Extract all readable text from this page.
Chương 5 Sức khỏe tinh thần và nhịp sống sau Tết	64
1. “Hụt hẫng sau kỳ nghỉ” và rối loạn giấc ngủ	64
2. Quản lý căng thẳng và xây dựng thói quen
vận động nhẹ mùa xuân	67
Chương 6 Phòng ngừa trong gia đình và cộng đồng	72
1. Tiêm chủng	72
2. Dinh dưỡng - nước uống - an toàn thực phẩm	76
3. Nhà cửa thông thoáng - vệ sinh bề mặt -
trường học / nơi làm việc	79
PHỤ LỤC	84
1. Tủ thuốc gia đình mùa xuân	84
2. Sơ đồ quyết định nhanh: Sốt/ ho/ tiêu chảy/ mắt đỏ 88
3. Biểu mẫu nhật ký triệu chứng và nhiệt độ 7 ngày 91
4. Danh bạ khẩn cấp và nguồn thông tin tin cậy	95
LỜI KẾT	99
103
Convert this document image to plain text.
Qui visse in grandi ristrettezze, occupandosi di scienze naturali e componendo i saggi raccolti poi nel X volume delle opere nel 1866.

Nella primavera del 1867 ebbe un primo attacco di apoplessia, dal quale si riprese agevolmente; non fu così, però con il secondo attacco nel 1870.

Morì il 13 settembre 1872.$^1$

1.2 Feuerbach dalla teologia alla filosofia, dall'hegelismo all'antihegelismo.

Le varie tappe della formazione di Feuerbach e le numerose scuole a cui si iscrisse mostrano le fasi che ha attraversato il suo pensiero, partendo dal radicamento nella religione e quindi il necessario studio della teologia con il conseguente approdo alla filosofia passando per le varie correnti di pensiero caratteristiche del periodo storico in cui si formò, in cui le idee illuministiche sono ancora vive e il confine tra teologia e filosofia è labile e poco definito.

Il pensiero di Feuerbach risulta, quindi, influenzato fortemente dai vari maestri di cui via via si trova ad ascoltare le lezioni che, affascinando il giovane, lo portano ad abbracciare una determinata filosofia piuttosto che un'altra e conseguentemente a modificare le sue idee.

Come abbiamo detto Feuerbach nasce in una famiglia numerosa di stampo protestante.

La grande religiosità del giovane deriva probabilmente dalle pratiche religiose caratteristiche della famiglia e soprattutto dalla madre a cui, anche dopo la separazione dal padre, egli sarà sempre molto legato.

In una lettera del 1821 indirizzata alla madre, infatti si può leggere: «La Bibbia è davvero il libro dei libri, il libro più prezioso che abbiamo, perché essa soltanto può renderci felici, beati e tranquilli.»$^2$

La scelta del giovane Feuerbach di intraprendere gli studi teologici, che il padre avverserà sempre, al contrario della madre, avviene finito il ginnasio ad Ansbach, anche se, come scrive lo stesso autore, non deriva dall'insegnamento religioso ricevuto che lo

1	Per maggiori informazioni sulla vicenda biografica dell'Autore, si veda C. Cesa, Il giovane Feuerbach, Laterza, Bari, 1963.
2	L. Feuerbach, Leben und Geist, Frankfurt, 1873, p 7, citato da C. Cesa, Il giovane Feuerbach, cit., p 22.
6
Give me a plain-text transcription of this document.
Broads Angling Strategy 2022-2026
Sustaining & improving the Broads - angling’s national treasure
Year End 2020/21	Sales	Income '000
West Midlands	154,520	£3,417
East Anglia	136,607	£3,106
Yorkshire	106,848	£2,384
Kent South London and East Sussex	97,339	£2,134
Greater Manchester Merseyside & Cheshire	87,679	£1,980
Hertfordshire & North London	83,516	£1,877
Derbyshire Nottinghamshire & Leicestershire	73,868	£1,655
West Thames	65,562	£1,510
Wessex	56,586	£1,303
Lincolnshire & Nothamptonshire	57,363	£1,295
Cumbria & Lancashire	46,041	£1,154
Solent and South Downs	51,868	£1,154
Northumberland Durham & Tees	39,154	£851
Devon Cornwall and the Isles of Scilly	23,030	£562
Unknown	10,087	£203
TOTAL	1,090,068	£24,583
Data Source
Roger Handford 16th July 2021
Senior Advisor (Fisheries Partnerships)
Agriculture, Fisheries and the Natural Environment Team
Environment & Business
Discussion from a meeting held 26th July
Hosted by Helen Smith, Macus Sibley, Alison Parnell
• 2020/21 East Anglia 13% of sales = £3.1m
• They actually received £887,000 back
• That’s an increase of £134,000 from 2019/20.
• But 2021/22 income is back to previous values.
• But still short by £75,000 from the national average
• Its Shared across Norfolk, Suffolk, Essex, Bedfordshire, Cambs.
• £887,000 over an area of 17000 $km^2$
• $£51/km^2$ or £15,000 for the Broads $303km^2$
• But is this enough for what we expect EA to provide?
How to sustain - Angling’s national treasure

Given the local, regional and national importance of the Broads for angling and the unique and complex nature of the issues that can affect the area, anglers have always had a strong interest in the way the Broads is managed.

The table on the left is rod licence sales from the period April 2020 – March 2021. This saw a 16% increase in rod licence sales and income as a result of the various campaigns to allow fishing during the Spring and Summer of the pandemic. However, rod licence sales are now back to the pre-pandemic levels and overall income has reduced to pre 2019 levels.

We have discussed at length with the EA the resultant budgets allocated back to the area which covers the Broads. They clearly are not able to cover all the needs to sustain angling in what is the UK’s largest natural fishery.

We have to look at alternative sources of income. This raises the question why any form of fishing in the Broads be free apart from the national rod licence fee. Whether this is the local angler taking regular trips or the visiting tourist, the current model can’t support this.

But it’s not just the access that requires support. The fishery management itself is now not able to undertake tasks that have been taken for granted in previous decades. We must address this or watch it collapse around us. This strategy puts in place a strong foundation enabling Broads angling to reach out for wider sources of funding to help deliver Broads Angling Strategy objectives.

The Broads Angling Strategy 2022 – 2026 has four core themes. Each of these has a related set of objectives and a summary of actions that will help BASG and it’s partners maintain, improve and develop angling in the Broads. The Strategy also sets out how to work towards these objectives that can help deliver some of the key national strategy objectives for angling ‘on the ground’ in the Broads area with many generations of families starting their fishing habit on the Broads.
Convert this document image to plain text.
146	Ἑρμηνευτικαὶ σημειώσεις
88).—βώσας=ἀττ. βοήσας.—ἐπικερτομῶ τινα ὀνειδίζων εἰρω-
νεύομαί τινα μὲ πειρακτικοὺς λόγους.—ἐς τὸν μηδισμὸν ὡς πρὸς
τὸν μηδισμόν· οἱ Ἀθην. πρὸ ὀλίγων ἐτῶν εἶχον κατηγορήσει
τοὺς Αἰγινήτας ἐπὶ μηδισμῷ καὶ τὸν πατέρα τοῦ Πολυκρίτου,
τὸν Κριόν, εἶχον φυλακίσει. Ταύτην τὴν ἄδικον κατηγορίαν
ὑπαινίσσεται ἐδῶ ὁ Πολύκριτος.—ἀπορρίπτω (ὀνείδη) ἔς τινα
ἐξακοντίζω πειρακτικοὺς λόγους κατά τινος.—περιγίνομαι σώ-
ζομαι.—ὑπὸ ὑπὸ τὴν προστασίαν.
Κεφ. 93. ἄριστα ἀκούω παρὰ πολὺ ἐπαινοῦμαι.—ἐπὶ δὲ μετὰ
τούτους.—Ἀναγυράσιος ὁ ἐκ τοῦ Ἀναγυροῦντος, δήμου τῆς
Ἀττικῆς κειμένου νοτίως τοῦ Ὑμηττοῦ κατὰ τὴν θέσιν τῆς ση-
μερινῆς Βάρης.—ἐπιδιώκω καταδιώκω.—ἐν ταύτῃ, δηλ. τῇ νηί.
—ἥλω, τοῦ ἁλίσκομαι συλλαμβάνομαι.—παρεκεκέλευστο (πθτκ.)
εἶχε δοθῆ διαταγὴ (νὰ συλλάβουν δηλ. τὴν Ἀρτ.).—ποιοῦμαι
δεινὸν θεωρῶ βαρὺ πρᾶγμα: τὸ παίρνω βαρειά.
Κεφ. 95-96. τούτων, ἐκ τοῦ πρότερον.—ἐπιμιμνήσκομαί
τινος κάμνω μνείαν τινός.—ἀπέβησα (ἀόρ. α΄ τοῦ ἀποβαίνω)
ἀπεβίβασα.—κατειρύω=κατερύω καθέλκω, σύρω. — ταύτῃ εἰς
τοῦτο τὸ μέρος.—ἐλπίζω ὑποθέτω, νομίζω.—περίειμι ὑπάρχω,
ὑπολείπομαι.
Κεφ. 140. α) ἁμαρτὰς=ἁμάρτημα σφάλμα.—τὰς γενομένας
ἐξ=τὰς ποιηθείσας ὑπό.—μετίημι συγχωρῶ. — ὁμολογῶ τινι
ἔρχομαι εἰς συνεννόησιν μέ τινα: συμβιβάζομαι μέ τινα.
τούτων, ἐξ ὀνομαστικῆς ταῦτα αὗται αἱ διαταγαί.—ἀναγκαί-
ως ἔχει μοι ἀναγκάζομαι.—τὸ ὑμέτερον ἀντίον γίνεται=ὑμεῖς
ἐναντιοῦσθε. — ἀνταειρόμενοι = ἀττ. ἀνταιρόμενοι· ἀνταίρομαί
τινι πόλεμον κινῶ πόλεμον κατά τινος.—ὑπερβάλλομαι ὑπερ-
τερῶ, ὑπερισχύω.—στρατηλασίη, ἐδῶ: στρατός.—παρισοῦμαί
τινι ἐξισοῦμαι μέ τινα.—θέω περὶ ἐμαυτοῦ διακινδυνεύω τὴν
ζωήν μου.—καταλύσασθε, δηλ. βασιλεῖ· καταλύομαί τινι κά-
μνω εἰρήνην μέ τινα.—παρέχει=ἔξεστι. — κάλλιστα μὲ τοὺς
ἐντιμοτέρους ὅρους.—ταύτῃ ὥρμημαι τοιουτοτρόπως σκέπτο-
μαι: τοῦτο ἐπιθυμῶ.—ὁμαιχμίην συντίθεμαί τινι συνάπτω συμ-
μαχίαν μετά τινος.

━━━━━━━━

• _WORK REQUIRED_
Look through the entries above and report each line where the string "τοὺς" occurs.

• _THE OUTPUT_
τοὺς Αἰγινήτας ἐπὶ μηδισμῷ καὶ τὸν πατέρα τοῦ Πολυκρίτου,
μνω εἰρήνην μέ τινα.—παρέχει=ἔξεστι. — κάλλιστα μὲ τοὺς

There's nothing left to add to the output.